◆ **SET TASK**:
Scan the listing below. Report each line that includes "London".

◆ **RECORDS FOR THIS EXERCISE**:
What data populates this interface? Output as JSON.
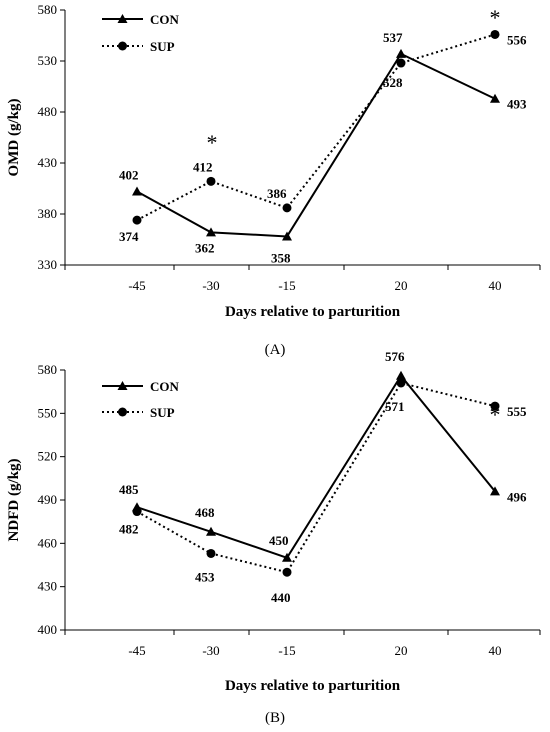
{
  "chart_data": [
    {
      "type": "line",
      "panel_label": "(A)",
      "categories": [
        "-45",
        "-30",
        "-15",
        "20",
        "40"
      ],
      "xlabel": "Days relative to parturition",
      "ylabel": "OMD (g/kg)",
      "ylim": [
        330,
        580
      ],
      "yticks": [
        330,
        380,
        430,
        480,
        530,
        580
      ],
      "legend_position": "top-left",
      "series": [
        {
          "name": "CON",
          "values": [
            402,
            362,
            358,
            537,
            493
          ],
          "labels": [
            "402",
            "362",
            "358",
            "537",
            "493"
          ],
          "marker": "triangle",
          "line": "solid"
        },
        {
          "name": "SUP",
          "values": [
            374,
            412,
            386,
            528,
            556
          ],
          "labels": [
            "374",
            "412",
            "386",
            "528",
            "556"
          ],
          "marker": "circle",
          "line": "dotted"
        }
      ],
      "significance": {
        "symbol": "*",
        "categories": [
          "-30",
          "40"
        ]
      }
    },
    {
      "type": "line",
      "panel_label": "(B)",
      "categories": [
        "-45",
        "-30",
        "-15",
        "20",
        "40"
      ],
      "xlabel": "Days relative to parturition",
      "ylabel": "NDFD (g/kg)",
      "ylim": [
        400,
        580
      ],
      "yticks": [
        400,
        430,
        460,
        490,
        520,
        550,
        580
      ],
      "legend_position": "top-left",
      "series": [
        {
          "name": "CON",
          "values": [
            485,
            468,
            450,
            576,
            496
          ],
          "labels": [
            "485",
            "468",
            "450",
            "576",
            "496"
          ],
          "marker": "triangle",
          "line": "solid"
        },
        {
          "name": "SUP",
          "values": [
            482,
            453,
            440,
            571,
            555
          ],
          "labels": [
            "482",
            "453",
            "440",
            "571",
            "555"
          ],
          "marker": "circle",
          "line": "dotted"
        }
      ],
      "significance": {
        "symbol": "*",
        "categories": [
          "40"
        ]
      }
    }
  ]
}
* * *
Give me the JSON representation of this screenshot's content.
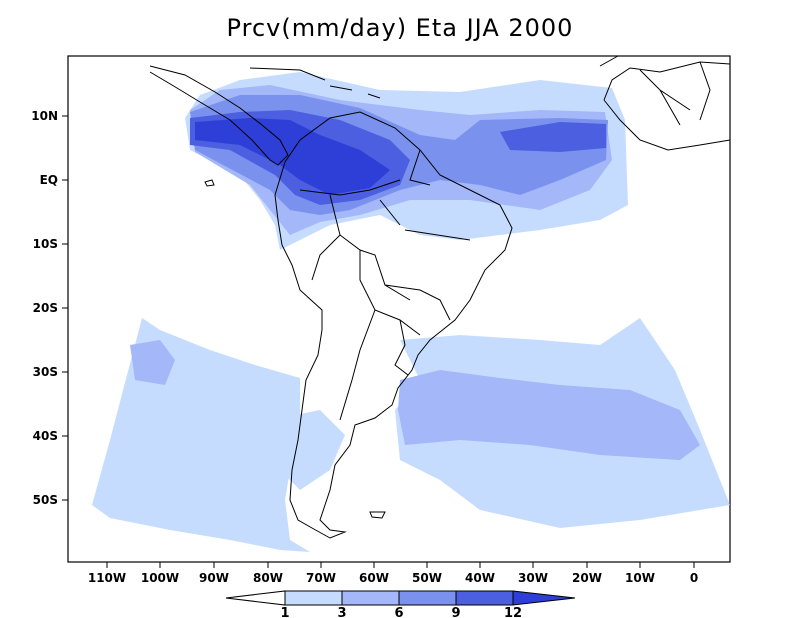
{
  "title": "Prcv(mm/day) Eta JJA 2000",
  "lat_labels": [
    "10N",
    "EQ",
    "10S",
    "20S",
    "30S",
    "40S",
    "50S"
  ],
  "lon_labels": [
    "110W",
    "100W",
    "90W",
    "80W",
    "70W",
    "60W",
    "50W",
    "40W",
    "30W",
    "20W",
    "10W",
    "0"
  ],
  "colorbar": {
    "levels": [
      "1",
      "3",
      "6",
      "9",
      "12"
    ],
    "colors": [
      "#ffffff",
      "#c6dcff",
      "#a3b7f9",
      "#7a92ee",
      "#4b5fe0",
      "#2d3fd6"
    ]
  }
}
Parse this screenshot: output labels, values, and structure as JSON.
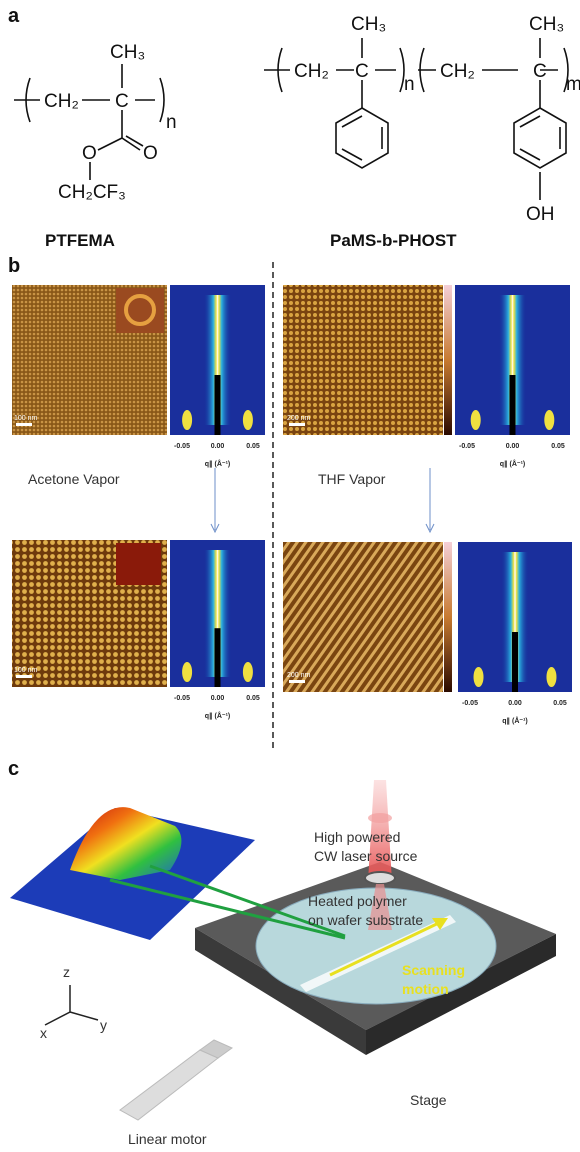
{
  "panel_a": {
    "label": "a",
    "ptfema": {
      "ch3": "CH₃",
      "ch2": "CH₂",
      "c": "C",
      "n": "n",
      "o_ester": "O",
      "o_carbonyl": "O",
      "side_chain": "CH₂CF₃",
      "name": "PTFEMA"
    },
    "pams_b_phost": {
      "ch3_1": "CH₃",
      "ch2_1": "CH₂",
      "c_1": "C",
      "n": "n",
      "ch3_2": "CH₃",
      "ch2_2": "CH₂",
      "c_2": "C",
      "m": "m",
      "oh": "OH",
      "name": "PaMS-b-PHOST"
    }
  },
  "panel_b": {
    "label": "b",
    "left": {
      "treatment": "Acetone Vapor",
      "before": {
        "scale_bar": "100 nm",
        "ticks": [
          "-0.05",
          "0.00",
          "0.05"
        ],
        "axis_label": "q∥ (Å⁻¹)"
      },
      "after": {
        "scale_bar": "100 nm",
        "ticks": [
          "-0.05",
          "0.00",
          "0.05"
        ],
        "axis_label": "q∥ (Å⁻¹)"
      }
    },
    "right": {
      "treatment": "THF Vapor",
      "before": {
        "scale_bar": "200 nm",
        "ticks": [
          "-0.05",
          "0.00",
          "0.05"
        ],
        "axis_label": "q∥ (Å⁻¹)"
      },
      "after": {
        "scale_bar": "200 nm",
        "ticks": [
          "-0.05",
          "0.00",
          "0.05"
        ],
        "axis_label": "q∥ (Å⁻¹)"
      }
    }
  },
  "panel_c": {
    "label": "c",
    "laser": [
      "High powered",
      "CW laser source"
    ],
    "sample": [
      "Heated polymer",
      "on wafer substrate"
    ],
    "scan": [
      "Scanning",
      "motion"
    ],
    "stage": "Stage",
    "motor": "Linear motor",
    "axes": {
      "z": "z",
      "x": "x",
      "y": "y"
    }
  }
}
---
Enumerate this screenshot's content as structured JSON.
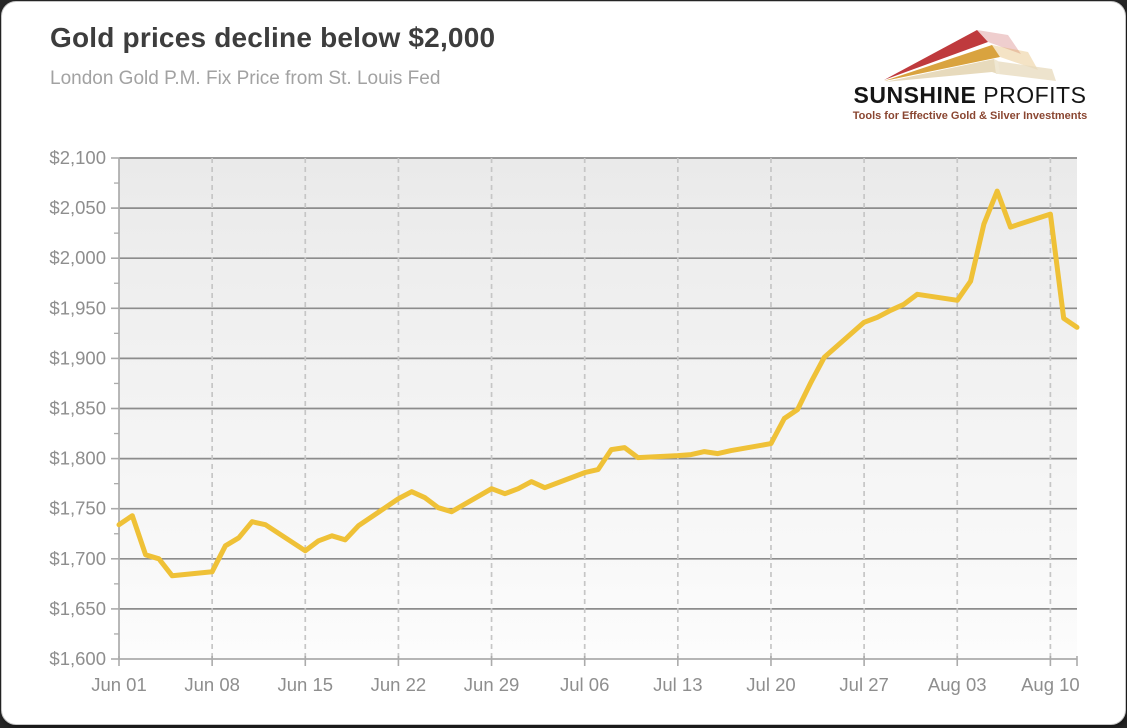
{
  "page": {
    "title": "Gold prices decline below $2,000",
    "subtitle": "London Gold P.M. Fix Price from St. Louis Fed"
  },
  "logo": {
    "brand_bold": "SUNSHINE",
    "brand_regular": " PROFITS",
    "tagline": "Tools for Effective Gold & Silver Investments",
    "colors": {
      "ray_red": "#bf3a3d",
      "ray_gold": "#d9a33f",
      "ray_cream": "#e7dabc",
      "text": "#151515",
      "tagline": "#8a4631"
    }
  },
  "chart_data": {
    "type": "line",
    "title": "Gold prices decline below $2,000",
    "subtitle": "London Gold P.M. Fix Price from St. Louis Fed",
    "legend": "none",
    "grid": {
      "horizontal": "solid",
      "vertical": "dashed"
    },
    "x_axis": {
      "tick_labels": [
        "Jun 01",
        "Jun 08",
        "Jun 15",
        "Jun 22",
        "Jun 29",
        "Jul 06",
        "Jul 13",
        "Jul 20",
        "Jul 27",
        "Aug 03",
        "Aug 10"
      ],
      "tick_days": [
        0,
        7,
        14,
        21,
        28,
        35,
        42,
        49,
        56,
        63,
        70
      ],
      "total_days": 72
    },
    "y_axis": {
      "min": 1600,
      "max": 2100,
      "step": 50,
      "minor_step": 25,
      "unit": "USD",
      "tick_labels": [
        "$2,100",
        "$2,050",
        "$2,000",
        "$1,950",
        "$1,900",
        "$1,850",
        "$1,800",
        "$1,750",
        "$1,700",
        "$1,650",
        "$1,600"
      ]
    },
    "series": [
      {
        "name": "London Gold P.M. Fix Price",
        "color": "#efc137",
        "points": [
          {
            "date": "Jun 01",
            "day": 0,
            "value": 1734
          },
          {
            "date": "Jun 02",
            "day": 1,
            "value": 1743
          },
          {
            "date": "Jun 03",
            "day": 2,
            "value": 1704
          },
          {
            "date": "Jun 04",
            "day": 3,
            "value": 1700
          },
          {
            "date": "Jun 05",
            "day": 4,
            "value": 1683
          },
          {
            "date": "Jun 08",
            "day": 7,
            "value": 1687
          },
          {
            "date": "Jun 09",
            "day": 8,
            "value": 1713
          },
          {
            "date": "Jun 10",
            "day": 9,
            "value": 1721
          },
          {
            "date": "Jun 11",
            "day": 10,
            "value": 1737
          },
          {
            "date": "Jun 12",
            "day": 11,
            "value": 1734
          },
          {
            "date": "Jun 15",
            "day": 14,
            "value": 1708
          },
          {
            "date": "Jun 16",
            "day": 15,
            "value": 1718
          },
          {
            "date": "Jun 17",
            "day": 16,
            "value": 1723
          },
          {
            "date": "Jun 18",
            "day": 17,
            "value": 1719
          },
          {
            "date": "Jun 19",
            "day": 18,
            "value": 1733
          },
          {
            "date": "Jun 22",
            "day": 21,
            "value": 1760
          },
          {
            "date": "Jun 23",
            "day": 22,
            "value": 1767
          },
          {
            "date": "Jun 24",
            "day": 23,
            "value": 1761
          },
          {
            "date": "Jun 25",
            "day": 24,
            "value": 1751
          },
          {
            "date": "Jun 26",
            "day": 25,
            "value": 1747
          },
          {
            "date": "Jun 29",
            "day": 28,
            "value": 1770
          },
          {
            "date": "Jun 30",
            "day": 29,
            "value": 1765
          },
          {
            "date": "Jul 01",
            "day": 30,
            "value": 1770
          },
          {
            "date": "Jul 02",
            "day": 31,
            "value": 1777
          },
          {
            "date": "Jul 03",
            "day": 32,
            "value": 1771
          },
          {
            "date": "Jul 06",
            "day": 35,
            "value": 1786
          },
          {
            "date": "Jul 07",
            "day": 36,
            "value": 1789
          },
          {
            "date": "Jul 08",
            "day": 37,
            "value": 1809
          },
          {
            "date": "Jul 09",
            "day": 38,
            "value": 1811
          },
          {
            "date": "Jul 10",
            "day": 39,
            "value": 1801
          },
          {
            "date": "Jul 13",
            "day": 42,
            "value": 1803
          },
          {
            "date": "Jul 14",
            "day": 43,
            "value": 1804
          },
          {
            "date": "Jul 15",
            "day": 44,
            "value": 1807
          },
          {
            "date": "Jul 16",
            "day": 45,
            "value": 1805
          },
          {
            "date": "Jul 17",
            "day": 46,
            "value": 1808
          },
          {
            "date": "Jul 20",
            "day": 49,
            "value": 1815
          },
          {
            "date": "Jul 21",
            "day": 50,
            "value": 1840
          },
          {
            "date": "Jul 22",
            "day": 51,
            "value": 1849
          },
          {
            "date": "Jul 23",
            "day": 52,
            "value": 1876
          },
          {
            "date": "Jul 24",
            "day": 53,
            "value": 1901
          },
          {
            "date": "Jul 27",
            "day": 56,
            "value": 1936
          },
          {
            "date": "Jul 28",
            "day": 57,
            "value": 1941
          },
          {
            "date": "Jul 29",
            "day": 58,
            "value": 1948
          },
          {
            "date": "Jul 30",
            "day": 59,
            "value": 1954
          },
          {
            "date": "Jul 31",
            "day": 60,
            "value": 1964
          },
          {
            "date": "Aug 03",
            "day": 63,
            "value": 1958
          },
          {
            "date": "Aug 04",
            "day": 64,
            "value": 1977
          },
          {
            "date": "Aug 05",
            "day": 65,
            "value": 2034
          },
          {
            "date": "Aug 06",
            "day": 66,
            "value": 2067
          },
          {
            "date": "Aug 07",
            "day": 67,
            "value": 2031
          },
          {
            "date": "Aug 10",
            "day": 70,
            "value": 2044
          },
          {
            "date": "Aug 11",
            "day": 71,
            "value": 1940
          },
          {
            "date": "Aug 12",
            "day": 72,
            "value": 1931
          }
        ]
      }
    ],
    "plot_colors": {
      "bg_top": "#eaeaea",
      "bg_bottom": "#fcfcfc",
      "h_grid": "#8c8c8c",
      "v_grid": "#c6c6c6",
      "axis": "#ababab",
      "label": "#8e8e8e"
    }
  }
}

◆ **SOLUTION TO THE EXERCISE**:
    "subtitle": "London Gold P.M. Fix Price from St. Louis Fed"
    "subtitle": "London Gold P.M. Fix Price from St. Louis Fed",
        "name": "London Gold P.M. Fix Price",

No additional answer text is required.